Task details
Please give the data below again in full, exactly as it stands.

Extracted material start

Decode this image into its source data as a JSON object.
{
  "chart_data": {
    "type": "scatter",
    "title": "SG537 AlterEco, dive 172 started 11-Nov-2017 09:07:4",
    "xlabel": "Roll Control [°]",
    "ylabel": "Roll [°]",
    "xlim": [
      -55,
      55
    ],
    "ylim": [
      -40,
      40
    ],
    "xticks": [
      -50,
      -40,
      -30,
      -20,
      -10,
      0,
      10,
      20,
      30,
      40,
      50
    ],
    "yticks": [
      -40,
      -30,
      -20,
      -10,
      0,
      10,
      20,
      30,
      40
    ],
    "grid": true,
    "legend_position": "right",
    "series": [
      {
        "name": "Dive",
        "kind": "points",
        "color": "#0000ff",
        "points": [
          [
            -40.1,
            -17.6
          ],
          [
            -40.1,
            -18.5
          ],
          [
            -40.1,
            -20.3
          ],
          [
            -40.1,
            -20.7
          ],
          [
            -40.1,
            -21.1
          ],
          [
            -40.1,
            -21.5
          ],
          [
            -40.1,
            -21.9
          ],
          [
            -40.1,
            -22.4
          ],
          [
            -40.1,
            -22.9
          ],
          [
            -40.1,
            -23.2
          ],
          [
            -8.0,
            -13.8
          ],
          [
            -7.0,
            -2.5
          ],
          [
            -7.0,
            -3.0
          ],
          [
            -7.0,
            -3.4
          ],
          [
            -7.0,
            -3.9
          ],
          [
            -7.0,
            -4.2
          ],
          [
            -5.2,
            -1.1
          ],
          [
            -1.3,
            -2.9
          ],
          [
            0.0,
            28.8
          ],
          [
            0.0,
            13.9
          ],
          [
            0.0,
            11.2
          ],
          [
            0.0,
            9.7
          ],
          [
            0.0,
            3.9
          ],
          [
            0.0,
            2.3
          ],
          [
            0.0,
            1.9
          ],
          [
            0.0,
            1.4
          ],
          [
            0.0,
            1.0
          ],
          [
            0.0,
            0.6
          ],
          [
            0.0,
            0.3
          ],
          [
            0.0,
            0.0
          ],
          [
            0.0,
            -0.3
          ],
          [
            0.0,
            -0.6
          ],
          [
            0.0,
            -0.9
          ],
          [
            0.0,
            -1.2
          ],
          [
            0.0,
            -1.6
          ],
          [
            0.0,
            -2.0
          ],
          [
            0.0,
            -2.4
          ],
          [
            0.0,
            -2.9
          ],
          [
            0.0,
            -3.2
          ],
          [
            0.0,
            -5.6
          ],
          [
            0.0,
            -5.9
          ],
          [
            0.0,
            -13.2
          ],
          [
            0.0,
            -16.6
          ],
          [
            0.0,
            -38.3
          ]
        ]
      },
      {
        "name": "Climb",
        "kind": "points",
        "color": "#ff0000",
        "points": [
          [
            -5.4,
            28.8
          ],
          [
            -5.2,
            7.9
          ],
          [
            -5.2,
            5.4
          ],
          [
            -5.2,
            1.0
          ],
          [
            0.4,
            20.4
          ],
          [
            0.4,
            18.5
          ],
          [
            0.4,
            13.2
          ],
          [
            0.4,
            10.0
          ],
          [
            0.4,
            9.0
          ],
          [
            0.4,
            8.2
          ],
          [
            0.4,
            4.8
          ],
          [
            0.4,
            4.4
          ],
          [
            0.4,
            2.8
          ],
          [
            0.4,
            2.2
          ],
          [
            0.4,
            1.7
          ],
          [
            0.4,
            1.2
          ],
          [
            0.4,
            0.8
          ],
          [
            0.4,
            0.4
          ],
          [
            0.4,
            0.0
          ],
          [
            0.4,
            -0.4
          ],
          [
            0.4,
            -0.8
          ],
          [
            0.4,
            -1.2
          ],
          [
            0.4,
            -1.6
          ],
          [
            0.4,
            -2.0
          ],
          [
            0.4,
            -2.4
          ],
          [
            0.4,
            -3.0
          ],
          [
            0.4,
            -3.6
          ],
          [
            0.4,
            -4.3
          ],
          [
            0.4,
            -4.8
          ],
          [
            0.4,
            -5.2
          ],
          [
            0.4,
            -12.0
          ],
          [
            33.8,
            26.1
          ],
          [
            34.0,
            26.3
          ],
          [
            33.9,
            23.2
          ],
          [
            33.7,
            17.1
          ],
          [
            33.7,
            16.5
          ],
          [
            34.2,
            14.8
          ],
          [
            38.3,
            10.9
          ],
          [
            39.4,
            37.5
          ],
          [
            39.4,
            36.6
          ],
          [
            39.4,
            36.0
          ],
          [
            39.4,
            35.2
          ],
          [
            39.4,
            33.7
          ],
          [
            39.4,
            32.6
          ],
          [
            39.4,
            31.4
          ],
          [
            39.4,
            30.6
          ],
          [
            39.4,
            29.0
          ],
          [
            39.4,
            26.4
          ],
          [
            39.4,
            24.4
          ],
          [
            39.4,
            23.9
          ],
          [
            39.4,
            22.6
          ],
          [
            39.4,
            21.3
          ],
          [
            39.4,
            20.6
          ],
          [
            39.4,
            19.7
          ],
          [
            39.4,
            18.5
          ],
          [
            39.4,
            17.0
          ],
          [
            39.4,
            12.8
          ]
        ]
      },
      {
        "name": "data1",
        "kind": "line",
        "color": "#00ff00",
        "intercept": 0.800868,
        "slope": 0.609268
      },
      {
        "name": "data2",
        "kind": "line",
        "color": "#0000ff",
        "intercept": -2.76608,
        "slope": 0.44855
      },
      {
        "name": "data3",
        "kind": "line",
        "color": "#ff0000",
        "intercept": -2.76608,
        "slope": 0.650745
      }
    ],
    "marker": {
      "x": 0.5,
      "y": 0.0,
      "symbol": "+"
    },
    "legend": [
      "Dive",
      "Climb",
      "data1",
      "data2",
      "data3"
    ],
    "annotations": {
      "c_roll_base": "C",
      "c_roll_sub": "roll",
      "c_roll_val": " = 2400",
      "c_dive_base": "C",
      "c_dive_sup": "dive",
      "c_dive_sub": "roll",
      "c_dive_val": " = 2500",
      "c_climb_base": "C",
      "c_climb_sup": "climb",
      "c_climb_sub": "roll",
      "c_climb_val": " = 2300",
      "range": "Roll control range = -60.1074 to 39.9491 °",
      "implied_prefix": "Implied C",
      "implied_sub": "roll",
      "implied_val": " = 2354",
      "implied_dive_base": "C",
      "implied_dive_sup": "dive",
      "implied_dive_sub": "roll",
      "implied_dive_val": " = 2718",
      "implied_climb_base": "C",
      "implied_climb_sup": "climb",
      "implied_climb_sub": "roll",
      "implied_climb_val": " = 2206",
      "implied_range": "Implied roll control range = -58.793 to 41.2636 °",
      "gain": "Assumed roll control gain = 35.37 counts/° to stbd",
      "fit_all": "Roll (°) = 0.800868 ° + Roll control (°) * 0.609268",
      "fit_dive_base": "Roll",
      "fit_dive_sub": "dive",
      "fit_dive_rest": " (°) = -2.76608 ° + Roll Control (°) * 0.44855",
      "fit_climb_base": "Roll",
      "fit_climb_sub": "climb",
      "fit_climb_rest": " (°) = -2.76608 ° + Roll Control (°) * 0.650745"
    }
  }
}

Extracted material end

Exercise answer
Decode this image into its source data as a JSON object.
{
  "chart_data": {
    "type": "scatter",
    "title": "SG537 AlterEco, dive 172 started 11-Nov-2017 09:07:4",
    "xlabel": "Roll Control [°]",
    "ylabel": "Roll [°]",
    "xlim": [
      -55,
      55
    ],
    "ylim": [
      -40,
      40
    ],
    "xticks": [
      -50,
      -40,
      -30,
      -20,
      -10,
      0,
      10,
      20,
      30,
      40,
      50
    ],
    "yticks": [
      -40,
      -30,
      -20,
      -10,
      0,
      10,
      20,
      30,
      40
    ],
    "grid": true,
    "legend_position": "right",
    "series": [
      {
        "name": "Dive",
        "kind": "points",
        "color": "#0000ff",
        "points": [
          [
            -40.1,
            -17.6
          ],
          [
            -40.1,
            -18.5
          ],
          [
            -40.1,
            -20.3
          ],
          [
            -40.1,
            -20.7
          ],
          [
            -40.1,
            -21.1
          ],
          [
            -40.1,
            -21.5
          ],
          [
            -40.1,
            -21.9
          ],
          [
            -40.1,
            -22.4
          ],
          [
            -40.1,
            -22.9
          ],
          [
            -40.1,
            -23.2
          ],
          [
            -8.0,
            -13.8
          ],
          [
            -7.0,
            -2.5
          ],
          [
            -7.0,
            -3.0
          ],
          [
            -7.0,
            -3.4
          ],
          [
            -7.0,
            -3.9
          ],
          [
            -7.0,
            -4.2
          ],
          [
            -5.2,
            -1.1
          ],
          [
            -1.3,
            -2.9
          ],
          [
            0.0,
            28.8
          ],
          [
            0.0,
            13.9
          ],
          [
            0.0,
            11.2
          ],
          [
            0.0,
            9.7
          ],
          [
            0.0,
            3.9
          ],
          [
            0.0,
            2.3
          ],
          [
            0.0,
            1.9
          ],
          [
            0.0,
            1.4
          ],
          [
            0.0,
            1.0
          ],
          [
            0.0,
            0.6
          ],
          [
            0.0,
            0.3
          ],
          [
            0.0,
            0.0
          ],
          [
            0.0,
            -0.3
          ],
          [
            0.0,
            -0.6
          ],
          [
            0.0,
            -0.9
          ],
          [
            0.0,
            -1.2
          ],
          [
            0.0,
            -1.6
          ],
          [
            0.0,
            -2.0
          ],
          [
            0.0,
            -2.4
          ],
          [
            0.0,
            -2.9
          ],
          [
            0.0,
            -3.2
          ],
          [
            0.0,
            -5.6
          ],
          [
            0.0,
            -5.9
          ],
          [
            0.0,
            -13.2
          ],
          [
            0.0,
            -16.6
          ],
          [
            0.0,
            -38.3
          ]
        ]
      },
      {
        "name": "Climb",
        "kind": "points",
        "color": "#ff0000",
        "points": [
          [
            -5.4,
            28.8
          ],
          [
            -5.2,
            7.9
          ],
          [
            -5.2,
            5.4
          ],
          [
            -5.2,
            1.0
          ],
          [
            0.4,
            20.4
          ],
          [
            0.4,
            18.5
          ],
          [
            0.4,
            13.2
          ],
          [
            0.4,
            10.0
          ],
          [
            0.4,
            9.0
          ],
          [
            0.4,
            8.2
          ],
          [
            0.4,
            4.8
          ],
          [
            0.4,
            4.4
          ],
          [
            0.4,
            2.8
          ],
          [
            0.4,
            2.2
          ],
          [
            0.4,
            1.7
          ],
          [
            0.4,
            1.2
          ],
          [
            0.4,
            0.8
          ],
          [
            0.4,
            0.4
          ],
          [
            0.4,
            0.0
          ],
          [
            0.4,
            -0.4
          ],
          [
            0.4,
            -0.8
          ],
          [
            0.4,
            -1.2
          ],
          [
            0.4,
            -1.6
          ],
          [
            0.4,
            -2.0
          ],
          [
            0.4,
            -2.4
          ],
          [
            0.4,
            -3.0
          ],
          [
            0.4,
            -3.6
          ],
          [
            0.4,
            -4.3
          ],
          [
            0.4,
            -4.8
          ],
          [
            0.4,
            -5.2
          ],
          [
            0.4,
            -12.0
          ],
          [
            33.8,
            26.1
          ],
          [
            34.0,
            26.3
          ],
          [
            33.9,
            23.2
          ],
          [
            33.7,
            17.1
          ],
          [
            33.7,
            16.5
          ],
          [
            34.2,
            14.8
          ],
          [
            38.3,
            10.9
          ],
          [
            39.4,
            37.5
          ],
          [
            39.4,
            36.6
          ],
          [
            39.4,
            36.0
          ],
          [
            39.4,
            35.2
          ],
          [
            39.4,
            33.7
          ],
          [
            39.4,
            32.6
          ],
          [
            39.4,
            31.4
          ],
          [
            39.4,
            30.6
          ],
          [
            39.4,
            29.0
          ],
          [
            39.4,
            26.4
          ],
          [
            39.4,
            24.4
          ],
          [
            39.4,
            23.9
          ],
          [
            39.4,
            22.6
          ],
          [
            39.4,
            21.3
          ],
          [
            39.4,
            20.6
          ],
          [
            39.4,
            19.7
          ],
          [
            39.4,
            18.5
          ],
          [
            39.4,
            17.0
          ],
          [
            39.4,
            12.8
          ]
        ]
      },
      {
        "name": "data1",
        "kind": "line",
        "color": "#00ff00",
        "intercept": 0.800868,
        "slope": 0.609268
      },
      {
        "name": "data2",
        "kind": "line",
        "color": "#0000ff",
        "intercept": -2.76608,
        "slope": 0.44855
      },
      {
        "name": "data3",
        "kind": "line",
        "color": "#ff0000",
        "intercept": -2.76608,
        "slope": 0.650745
      }
    ],
    "marker": {
      "x": 0.5,
      "y": 0.0,
      "symbol": "+"
    },
    "legend": [
      "Dive",
      "Climb",
      "data1",
      "data2",
      "data3"
    ],
    "annotations": {
      "c_roll_base": "C",
      "c_roll_sub": "roll",
      "c_roll_val": " = 2400",
      "c_dive_base": "C",
      "c_dive_sup": "dive",
      "c_dive_sub": "roll",
      "c_dive_val": " = 2500",
      "c_climb_base": "C",
      "c_climb_sup": "climb",
      "c_climb_sub": "roll",
      "c_climb_val": " = 2300",
      "range": "Roll control range = -60.1074 to 39.9491 °",
      "implied_prefix": "Implied C",
      "implied_sub": "roll",
      "implied_val": " = 2354",
      "implied_dive_base": "C",
      "implied_dive_sup": "dive",
      "implied_dive_sub": "roll",
      "implied_dive_val": " = 2718",
      "implied_climb_base": "C",
      "implied_climb_sup": "climb",
      "implied_climb_sub": "roll",
      "implied_climb_val": " = 2206",
      "implied_range": "Implied roll control range = -58.793 to 41.2636 °",
      "gain": "Assumed roll control gain = 35.37 counts/° to stbd",
      "fit_all": "Roll (°) = 0.800868 ° + Roll control (°) * 0.609268",
      "fit_dive_base": "Roll",
      "fit_dive_sub": "dive",
      "fit_dive_rest": " (°) = -2.76608 ° + Roll Control (°) * 0.44855",
      "fit_climb_base": "Roll",
      "fit_climb_sub": "climb",
      "fit_climb_rest": " (°) = -2.76608 ° + Roll Control (°) * 0.650745"
    }
  }
}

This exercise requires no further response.